_What the task asks_
Gather every line of the entries that includes the word "evaporation".

_Exercise materials_
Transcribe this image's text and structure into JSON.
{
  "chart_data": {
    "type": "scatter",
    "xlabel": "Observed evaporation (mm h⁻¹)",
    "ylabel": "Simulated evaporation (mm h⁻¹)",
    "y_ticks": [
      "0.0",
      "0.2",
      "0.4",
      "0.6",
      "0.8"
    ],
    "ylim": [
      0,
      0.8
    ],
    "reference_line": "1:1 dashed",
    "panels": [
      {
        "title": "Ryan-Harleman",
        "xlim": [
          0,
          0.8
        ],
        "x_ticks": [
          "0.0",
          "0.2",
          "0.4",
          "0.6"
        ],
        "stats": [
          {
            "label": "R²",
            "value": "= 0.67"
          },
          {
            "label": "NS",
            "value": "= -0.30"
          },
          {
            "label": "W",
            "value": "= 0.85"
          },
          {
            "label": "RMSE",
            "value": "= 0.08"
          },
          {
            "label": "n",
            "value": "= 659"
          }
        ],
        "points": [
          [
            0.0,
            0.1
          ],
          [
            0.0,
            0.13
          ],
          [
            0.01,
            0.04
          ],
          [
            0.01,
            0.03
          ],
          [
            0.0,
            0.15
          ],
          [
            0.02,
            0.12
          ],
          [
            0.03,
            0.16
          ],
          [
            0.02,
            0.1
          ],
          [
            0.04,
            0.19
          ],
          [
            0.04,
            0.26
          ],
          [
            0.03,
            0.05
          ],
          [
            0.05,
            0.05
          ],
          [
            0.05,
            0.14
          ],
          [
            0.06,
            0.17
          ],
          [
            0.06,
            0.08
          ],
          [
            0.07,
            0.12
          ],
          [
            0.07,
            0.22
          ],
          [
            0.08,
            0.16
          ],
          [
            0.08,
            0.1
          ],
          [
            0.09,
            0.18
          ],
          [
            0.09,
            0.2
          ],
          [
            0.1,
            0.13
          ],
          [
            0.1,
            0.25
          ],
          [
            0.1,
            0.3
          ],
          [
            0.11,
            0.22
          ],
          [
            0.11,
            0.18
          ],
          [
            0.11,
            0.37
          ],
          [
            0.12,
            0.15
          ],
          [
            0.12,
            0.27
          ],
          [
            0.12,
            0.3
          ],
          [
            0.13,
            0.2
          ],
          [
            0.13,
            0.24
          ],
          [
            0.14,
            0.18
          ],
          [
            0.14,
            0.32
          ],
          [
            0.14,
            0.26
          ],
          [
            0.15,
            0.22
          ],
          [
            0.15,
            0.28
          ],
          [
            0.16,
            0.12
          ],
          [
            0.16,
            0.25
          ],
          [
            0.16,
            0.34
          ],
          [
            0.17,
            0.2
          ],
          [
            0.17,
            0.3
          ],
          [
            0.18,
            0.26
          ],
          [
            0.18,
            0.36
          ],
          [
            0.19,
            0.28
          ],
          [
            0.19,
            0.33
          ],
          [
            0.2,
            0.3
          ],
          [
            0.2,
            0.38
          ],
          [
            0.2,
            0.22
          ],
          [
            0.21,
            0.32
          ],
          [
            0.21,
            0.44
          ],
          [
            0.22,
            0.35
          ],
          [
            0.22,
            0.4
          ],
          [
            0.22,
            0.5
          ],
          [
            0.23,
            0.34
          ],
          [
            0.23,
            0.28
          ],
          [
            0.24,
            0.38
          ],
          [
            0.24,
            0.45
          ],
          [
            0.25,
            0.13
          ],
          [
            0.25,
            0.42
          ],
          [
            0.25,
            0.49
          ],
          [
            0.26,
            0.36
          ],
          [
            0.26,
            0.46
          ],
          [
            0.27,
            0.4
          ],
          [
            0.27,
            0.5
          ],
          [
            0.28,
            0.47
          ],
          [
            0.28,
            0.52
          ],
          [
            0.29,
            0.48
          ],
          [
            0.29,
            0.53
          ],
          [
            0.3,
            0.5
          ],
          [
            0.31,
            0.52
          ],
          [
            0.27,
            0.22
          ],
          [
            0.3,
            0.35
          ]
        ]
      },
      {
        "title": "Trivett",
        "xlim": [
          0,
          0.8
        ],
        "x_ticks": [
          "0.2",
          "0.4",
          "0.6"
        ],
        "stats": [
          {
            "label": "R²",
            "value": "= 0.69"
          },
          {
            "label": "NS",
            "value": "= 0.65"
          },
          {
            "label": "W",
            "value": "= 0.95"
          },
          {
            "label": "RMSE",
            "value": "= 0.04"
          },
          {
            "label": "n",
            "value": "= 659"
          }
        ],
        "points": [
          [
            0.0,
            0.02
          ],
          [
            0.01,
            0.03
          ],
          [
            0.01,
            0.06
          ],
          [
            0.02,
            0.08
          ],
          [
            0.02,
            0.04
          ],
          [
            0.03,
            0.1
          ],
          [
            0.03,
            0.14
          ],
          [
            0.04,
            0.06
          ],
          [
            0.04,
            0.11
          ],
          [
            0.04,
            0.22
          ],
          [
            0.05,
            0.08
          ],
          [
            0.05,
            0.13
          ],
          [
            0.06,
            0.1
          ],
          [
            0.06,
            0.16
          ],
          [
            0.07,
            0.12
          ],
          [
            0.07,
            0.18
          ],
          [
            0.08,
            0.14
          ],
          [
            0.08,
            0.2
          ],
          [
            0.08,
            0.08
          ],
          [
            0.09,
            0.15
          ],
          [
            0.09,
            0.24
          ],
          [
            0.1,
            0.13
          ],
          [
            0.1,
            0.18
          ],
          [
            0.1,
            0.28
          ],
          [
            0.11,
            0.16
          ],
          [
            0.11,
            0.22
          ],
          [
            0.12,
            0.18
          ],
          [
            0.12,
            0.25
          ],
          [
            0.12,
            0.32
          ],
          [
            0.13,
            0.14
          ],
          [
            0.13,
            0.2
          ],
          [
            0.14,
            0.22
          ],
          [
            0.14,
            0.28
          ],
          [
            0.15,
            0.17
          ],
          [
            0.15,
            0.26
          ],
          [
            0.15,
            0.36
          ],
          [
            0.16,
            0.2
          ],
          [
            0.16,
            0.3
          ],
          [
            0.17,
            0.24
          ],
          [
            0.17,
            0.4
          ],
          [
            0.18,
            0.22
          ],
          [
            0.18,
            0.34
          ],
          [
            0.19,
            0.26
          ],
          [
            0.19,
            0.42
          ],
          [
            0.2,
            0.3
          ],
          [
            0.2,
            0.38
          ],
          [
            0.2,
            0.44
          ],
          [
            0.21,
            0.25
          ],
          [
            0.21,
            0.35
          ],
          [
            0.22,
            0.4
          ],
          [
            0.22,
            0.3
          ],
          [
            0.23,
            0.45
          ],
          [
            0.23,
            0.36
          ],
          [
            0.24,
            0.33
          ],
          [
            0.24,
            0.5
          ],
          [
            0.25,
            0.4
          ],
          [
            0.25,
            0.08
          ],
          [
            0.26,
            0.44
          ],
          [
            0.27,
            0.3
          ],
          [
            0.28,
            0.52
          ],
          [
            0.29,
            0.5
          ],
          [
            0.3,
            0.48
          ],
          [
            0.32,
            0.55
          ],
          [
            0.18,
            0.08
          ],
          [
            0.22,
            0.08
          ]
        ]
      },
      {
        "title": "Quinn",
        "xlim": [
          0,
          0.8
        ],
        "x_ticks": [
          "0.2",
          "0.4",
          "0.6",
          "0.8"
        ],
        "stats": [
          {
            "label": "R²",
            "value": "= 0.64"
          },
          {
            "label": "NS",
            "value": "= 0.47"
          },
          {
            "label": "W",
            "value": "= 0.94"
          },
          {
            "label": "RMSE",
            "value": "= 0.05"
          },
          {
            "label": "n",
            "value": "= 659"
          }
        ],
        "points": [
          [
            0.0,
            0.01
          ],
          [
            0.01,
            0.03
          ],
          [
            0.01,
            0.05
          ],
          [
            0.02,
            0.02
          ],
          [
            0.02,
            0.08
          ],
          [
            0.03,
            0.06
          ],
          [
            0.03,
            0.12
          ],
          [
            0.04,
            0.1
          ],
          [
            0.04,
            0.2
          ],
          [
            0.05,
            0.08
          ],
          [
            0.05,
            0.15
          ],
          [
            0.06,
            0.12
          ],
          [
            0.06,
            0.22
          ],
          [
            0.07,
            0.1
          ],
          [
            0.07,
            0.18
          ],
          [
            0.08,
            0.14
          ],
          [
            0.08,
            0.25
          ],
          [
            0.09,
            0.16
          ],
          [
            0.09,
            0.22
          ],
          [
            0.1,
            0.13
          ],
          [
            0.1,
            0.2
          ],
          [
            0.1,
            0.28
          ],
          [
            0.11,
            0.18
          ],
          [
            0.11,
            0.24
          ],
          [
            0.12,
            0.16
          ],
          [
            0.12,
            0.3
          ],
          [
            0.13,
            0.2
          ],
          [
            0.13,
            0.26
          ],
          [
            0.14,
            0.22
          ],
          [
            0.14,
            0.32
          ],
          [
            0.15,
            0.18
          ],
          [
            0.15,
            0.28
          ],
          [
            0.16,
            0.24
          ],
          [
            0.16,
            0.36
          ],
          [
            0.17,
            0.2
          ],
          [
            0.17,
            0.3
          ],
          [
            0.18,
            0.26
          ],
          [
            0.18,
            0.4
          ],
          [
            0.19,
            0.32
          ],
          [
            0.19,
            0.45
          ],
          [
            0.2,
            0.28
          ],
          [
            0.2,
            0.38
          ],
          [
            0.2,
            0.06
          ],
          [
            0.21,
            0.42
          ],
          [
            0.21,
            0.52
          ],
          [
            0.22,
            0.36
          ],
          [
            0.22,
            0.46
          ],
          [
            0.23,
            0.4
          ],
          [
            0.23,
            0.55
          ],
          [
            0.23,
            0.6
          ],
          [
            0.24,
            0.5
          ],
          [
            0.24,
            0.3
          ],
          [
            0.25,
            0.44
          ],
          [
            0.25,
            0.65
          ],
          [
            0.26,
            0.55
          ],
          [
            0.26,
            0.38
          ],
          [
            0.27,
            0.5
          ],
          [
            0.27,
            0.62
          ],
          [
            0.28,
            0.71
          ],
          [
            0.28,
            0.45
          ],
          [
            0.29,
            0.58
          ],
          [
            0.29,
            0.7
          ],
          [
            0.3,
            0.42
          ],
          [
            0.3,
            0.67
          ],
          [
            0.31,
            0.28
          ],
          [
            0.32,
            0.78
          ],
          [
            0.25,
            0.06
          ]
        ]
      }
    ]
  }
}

_Exercise response_
    "xlabel": "Observed evaporation (mm h⁻¹)",
    "ylabel": "Simulated evaporation (mm h⁻¹)",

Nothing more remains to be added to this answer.